Figure dataset records
▽

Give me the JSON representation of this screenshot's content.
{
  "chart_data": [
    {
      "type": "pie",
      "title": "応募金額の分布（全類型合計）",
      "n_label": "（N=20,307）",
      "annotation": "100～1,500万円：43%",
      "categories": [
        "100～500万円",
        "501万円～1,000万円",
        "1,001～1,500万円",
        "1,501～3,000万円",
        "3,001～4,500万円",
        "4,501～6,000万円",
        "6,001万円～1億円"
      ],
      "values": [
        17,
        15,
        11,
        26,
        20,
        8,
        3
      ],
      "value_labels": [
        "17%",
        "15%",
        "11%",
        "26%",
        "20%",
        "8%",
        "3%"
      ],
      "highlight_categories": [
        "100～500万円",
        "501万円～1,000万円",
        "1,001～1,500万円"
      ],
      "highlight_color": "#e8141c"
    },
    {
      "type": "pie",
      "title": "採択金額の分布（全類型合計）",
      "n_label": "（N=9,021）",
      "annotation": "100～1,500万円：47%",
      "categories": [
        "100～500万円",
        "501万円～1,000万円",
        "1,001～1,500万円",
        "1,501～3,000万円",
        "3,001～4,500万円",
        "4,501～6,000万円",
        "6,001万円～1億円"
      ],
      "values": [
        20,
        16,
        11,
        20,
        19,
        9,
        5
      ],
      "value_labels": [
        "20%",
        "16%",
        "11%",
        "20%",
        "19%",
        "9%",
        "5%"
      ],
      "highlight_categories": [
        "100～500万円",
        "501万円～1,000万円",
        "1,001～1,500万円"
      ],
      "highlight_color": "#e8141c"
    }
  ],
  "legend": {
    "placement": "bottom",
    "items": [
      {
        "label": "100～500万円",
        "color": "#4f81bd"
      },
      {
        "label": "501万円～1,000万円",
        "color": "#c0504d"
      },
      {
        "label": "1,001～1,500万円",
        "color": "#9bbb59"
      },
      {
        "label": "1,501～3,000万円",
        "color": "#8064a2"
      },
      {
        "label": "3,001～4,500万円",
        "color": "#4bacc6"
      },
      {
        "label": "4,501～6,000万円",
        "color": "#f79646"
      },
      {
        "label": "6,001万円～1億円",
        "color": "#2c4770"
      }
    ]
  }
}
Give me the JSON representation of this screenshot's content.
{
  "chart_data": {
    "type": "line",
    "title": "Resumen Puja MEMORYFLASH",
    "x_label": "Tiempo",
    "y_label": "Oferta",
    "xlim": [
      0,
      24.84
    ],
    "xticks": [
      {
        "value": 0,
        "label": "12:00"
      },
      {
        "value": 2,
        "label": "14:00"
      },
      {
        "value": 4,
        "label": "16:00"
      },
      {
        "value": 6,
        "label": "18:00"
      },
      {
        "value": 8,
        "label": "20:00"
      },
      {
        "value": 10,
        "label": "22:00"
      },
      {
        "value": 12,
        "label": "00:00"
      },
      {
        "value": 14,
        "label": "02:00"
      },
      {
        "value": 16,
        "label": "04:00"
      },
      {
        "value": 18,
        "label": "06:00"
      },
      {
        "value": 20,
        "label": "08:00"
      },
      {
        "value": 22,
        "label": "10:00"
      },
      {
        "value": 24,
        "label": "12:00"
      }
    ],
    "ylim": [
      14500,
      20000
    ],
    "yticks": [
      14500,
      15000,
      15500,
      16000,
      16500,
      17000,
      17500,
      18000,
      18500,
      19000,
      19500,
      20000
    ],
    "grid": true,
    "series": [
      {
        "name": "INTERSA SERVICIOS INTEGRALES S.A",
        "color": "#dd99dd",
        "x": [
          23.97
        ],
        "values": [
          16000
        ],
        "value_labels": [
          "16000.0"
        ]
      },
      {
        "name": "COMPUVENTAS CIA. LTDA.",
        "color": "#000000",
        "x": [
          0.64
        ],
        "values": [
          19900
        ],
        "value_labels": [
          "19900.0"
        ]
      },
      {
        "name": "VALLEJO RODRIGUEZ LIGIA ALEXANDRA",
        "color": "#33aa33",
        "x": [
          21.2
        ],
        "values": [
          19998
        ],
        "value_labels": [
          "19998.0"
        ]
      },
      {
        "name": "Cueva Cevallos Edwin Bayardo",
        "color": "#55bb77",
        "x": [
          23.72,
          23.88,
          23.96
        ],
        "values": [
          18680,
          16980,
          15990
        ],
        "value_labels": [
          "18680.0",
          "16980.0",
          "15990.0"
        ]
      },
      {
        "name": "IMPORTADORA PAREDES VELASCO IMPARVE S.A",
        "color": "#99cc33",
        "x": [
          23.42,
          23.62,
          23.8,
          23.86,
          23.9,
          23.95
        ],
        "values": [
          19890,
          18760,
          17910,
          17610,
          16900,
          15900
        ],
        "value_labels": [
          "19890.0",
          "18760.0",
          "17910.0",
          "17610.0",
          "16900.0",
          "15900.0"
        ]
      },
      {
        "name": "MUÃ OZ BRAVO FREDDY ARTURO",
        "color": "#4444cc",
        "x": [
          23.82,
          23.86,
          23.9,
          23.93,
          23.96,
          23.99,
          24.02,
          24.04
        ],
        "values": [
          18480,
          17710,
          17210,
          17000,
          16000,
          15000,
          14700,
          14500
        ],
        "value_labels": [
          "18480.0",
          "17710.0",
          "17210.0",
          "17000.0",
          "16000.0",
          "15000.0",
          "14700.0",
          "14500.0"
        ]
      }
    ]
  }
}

△

Work to do: Extract the data in full. Keep it word for word.

Solution for this exercise:
Give me the JSON representation of this screenshot's content.
{
  "chart_data": [
    {
      "type": "pie",
      "title": "応募金額の分布（全類型合計）",
      "n_label": "（N=20,307）",
      "annotation": "100～1,500万円：43%",
      "categories": [
        "100～500万円",
        "501万円～1,000万円",
        "1,001～1,500万円",
        "1,501～3,000万円",
        "3,001～4,500万円",
        "4,501～6,000万円",
        "6,001万円～1億円"
      ],
      "values": [
        17,
        15,
        11,
        26,
        20,
        8,
        3
      ],
      "value_labels": [
        "17%",
        "15%",
        "11%",
        "26%",
        "20%",
        "8%",
        "3%"
      ],
      "highlight_categories": [
        "100～500万円",
        "501万円～1,000万円",
        "1,001～1,500万円"
      ],
      "highlight_color": "#e8141c"
    },
    {
      "type": "pie",
      "title": "採択金額の分布（全類型合計）",
      "n_label": "（N=9,021）",
      "annotation": "100～1,500万円：47%",
      "categories": [
        "100～500万円",
        "501万円～1,000万円",
        "1,001～1,500万円",
        "1,501～3,000万円",
        "3,001～4,500万円",
        "4,501～6,000万円",
        "6,001万円～1億円"
      ],
      "values": [
        20,
        16,
        11,
        20,
        19,
        9,
        5
      ],
      "value_labels": [
        "20%",
        "16%",
        "11%",
        "20%",
        "19%",
        "9%",
        "5%"
      ],
      "highlight_categories": [
        "100～500万円",
        "501万円～1,000万円",
        "1,001～1,500万円"
      ],
      "highlight_color": "#e8141c"
    }
  ],
  "legend": {
    "placement": "bottom",
    "items": [
      {
        "label": "100～500万円",
        "color": "#4f81bd"
      },
      {
        "label": "501万円～1,000万円",
        "color": "#c0504d"
      },
      {
        "label": "1,001～1,500万円",
        "color": "#9bbb59"
      },
      {
        "label": "1,501～3,000万円",
        "color": "#8064a2"
      },
      {
        "label": "3,001～4,500万円",
        "color": "#4bacc6"
      },
      {
        "label": "4,501～6,000万円",
        "color": "#f79646"
      },
      {
        "label": "6,001万円～1億円",
        "color": "#2c4770"
      }
    ]
  }
}
Give me the JSON representation of this screenshot's content.
{
  "chart_data": {
    "type": "line",
    "title": "Resumen Puja MEMORYFLASH",
    "x_label": "Tiempo",
    "y_label": "Oferta",
    "xlim": [
      0,
      24.84
    ],
    "xticks": [
      {
        "value": 0,
        "label": "12:00"
      },
      {
        "value": 2,
        "label": "14:00"
      },
      {
        "value": 4,
        "label": "16:00"
      },
      {
        "value": 6,
        "label": "18:00"
      },
      {
        "value": 8,
        "label": "20:00"
      },
      {
        "value": 10,
        "label": "22:00"
      },
      {
        "value": 12,
        "label": "00:00"
      },
      {
        "value": 14,
        "label": "02:00"
      },
      {
        "value": 16,
        "label": "04:00"
      },
      {
        "value": 18,
        "label": "06:00"
      },
      {
        "value": 20,
        "label": "08:00"
      },
      {
        "value": 22,
        "label": "10:00"
      },
      {
        "value": 24,
        "label": "12:00"
      }
    ],
    "ylim": [
      14500,
      20000
    ],
    "yticks": [
      14500,
      15000,
      15500,
      16000,
      16500,
      17000,
      17500,
      18000,
      18500,
      19000,
      19500,
      20000
    ],
    "grid": true,
    "series": [
      {
        "name": "INTERSA SERVICIOS INTEGRALES S.A",
        "color": "#dd99dd",
        "x": [
          23.97
        ],
        "values": [
          16000
        ],
        "value_labels": [
          "16000.0"
        ]
      },
      {
        "name": "COMPUVENTAS CIA. LTDA.",
        "color": "#000000",
        "x": [
          0.64
        ],
        "values": [
          19900
        ],
        "value_labels": [
          "19900.0"
        ]
      },
      {
        "name": "VALLEJO RODRIGUEZ LIGIA ALEXANDRA",
        "color": "#33aa33",
        "x": [
          21.2
        ],
        "values": [
          19998
        ],
        "value_labels": [
          "19998.0"
        ]
      },
      {
        "name": "Cueva Cevallos Edwin Bayardo",
        "color": "#55bb77",
        "x": [
          23.72,
          23.88,
          23.96
        ],
        "values": [
          18680,
          16980,
          15990
        ],
        "value_labels": [
          "18680.0",
          "16980.0",
          "15990.0"
        ]
      },
      {
        "name": "IMPORTADORA PAREDES VELASCO IMPARVE S.A",
        "color": "#99cc33",
        "x": [
          23.42,
          23.62,
          23.8,
          23.86,
          23.9,
          23.95
        ],
        "values": [
          19890,
          18760,
          17910,
          17610,
          16900,
          15900
        ],
        "value_labels": [
          "19890.0",
          "18760.0",
          "17910.0",
          "17610.0",
          "16900.0",
          "15900.0"
        ]
      },
      {
        "name": "MUÃ OZ BRAVO FREDDY ARTURO",
        "color": "#4444cc",
        "x": [
          23.82,
          23.86,
          23.9,
          23.93,
          23.96,
          23.99,
          24.02,
          24.04
        ],
        "values": [
          18480,
          17710,
          17210,
          17000,
          16000,
          15000,
          14700,
          14500
        ],
        "value_labels": [
          "18480.0",
          "17710.0",
          "17210.0",
          "17000.0",
          "16000.0",
          "15000.0",
          "14700.0",
          "14500.0"
        ]
      }
    ]
  }
}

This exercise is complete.